WHAT THE TASK REQUIRES:
Leave the pictures out and print every record below exactly as it stands.

Stored items:
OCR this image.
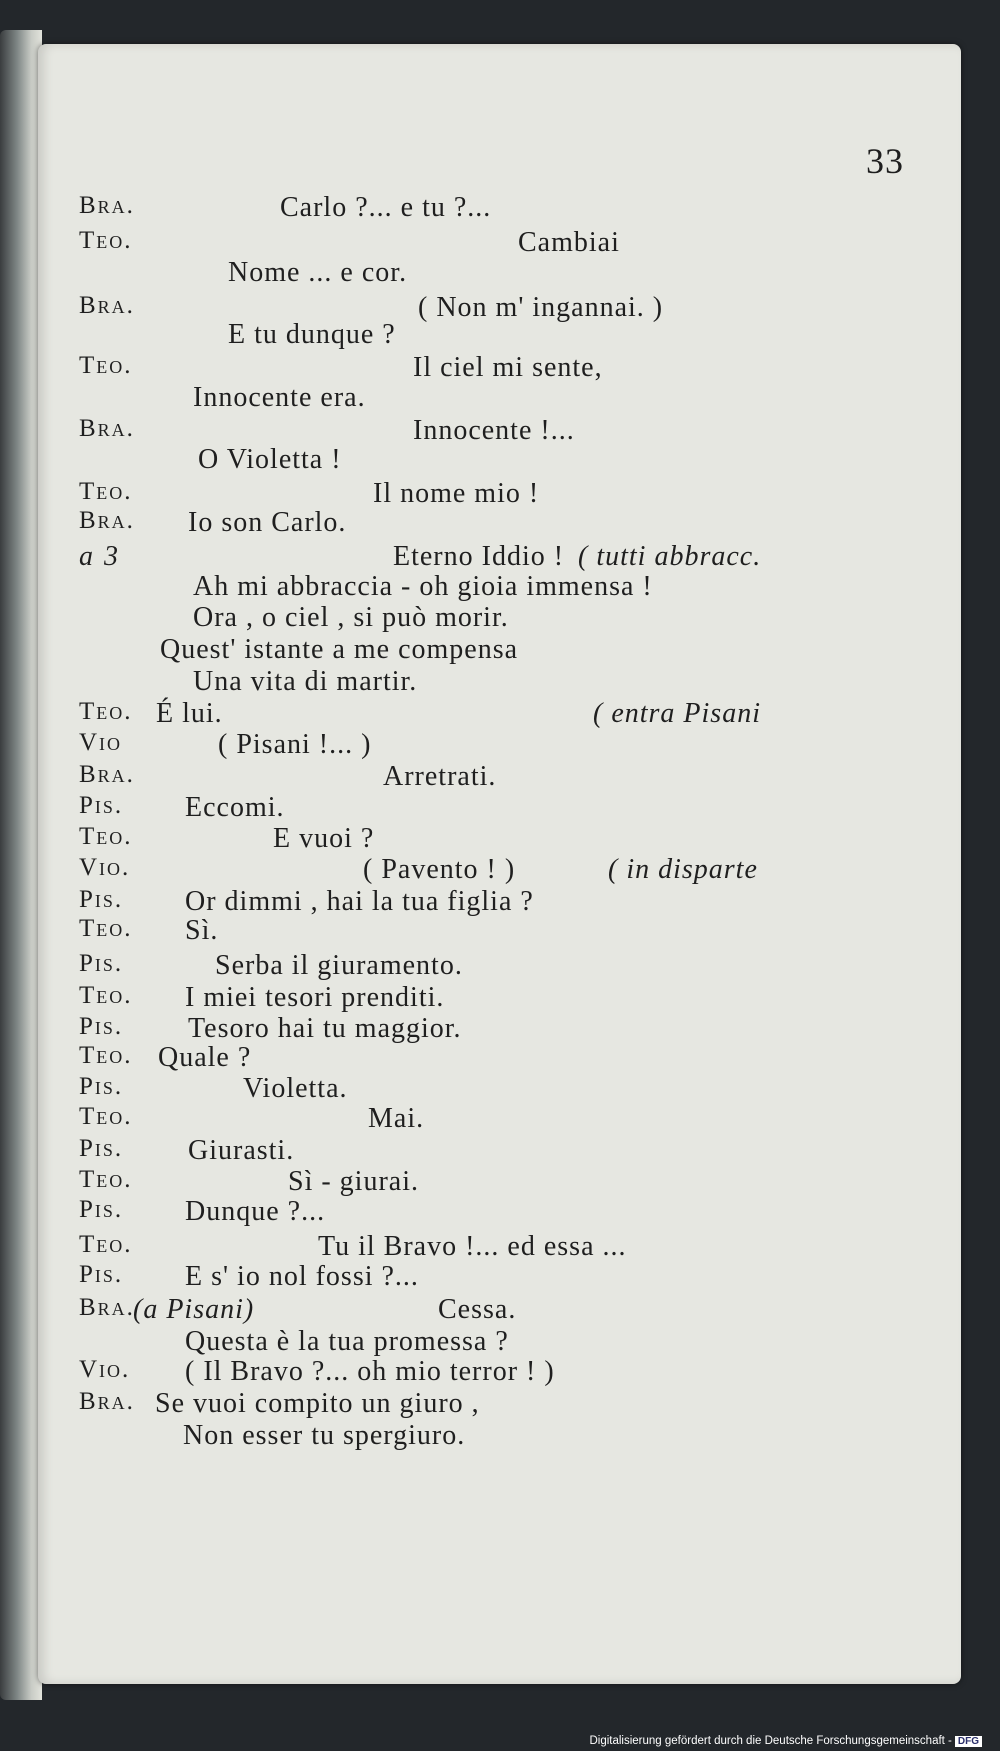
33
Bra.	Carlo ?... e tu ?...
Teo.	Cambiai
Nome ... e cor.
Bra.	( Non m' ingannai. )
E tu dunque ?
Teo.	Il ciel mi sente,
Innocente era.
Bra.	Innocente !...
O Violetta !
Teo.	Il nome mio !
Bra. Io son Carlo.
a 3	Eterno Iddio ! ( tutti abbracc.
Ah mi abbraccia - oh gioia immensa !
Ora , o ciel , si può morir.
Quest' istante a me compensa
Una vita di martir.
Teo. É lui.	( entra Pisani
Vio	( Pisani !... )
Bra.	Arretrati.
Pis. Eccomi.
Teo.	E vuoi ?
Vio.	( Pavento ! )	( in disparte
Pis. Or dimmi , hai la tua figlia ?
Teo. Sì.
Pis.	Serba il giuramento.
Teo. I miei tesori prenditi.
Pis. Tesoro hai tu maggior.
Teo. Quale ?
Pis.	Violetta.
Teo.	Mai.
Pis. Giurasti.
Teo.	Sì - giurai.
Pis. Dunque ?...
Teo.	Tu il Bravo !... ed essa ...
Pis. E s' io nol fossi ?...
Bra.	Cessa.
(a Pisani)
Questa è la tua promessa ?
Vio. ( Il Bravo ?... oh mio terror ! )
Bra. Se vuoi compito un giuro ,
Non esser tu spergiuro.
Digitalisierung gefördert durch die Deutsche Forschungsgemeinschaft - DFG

RESPONSE FOR THIS EXERCISE:
OCR this image.
33
Bra.	Carlo ?... e tu ?...
Teo.	Cambiai
Nome ... e cor.
Bra.	( Non m' ingannai. )
E tu dunque ?
Teo.	Il ciel mi sente,
Innocente era.
Bra.	Innocente !...
O Violetta !
Teo.	Il nome mio !
Bra. Io son Carlo.
a 3	Eterno Iddio ! ( tutti abbracc.
Ah mi abbraccia - oh gioia immensa !
Ora , o ciel , si può morir.
Quest' istante a me compensa
Una vita di martir.
Teo. É lui.	( entra Pisani
Vio	( Pisani !... )
Bra.	Arretrati.
Pis. Eccomi.
Teo.	E vuoi ?
Vio.	( Pavento ! )	( in disparte
Pis. Or dimmi , hai la tua figlia ?
Teo. Sì.
Pis.	Serba il giuramento.
Teo. I miei tesori prenditi.
Pis. Tesoro hai tu maggior.
Teo. Quale ?
Pis.	Violetta.
Teo.	Mai.
Pis. Giurasti.
Teo.	Sì - giurai.
Pis. Dunque ?...
Teo.	Tu il Bravo !... ed essa ...
Pis. E s' io nol fossi ?...
Bra.	Cessa.
(a Pisani)
Questa è la tua promessa ?
Vio. ( Il Bravo ?... oh mio terror ! )
Bra. Se vuoi compito un giuro ,
Non esser tu spergiuro.
Digitalisierung gefördert durch die Deutsche Forschungsgemeinschaft - DFG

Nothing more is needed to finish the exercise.